** Request **
Each record is to be transcribed exactly.

** Dataset content **
========

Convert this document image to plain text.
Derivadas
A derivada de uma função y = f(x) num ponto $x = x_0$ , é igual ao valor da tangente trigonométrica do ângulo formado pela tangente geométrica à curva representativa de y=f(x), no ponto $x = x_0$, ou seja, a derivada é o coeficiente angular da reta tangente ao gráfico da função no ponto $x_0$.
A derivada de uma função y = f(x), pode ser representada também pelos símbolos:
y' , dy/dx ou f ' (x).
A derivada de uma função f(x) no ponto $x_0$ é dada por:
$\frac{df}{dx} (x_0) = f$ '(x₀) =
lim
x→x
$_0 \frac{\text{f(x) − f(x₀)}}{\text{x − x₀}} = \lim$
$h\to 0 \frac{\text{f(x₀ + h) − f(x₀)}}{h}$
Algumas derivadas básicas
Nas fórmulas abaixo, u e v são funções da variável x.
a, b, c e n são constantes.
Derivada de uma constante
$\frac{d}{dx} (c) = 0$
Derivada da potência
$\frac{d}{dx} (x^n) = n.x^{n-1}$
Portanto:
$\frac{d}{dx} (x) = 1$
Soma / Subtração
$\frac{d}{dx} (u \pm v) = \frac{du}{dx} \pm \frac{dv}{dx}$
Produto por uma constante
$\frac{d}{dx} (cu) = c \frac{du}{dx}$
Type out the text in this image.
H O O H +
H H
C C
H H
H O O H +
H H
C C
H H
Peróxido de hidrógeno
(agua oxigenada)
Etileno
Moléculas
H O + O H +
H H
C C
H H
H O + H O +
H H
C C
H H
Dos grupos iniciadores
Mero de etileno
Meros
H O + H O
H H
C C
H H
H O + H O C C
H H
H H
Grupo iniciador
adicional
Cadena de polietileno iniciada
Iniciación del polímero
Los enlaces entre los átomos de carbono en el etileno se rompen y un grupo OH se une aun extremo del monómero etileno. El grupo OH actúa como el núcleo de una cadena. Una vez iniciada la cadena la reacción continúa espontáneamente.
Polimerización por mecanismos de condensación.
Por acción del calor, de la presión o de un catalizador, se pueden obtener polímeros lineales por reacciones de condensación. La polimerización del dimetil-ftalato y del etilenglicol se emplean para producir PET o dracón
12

========

** Exercise answer **
Convert this document image to plain text.
Derivadas
A derivada de uma função y = f(x) num ponto $x = x_0$ , é igual ao valor da tangente trigonométrica do ângulo formado pela tangente geométrica à curva representativa de y=f(x), no ponto $x = x_0$, ou seja, a derivada é o coeficiente angular da reta tangente ao gráfico da função no ponto $x_0$.
A derivada de uma função y = f(x), pode ser representada também pelos símbolos:
y' , dy/dx ou f ' (x).
A derivada de uma função f(x) no ponto $x_0$ é dada por:
$\frac{df}{dx} (x_0) = f$ '(x₀) =
lim
x→x
$_0 \frac{\text{f(x) − f(x₀)}}{\text{x − x₀}} = \lim$
$h\to 0 \frac{\text{f(x₀ + h) − f(x₀)}}{h}$
Algumas derivadas básicas
Nas fórmulas abaixo, u e v são funções da variável x.
a, b, c e n são constantes.
Derivada de uma constante
$\frac{d}{dx} (c) = 0$
Derivada da potência
$\frac{d}{dx} (x^n) = n.x^{n-1}$
Portanto:
$\frac{d}{dx} (x) = 1$
Soma / Subtração
$\frac{d}{dx} (u \pm v) = \frac{du}{dx} \pm \frac{dv}{dx}$
Produto por uma constante
$\frac{d}{dx} (cu) = c \frac{du}{dx}$
Type out the text in this image.
H O O H +
H H
C C
H H
H O O H +
H H
C C
H H
Peróxido de hidrógeno
(agua oxigenada)
Etileno
Moléculas
H O + O H +
H H
C C
H H
H O + H O +
H H
C C
H H
Dos grupos iniciadores
Mero de etileno
Meros
H O + H O
H H
C C
H H
H O + H O C C
H H
H H
Grupo iniciador
adicional
Cadena de polietileno iniciada
Iniciación del polímero
Los enlaces entre los átomos de carbono en el etileno se rompen y un grupo OH se une aun extremo del monómero etileno. El grupo OH actúa como el núcleo de una cadena. Una vez iniciada la cadena la reacción continúa espontáneamente.
Polimerización por mecanismos de condensación.
Por acción del calor, de la presión o de un catalizador, se pueden obtener polímeros lineales por reacciones de condensación. La polimerización del dimetil-ftalato y del etilenglicol se emplean para producir PET o dracón
12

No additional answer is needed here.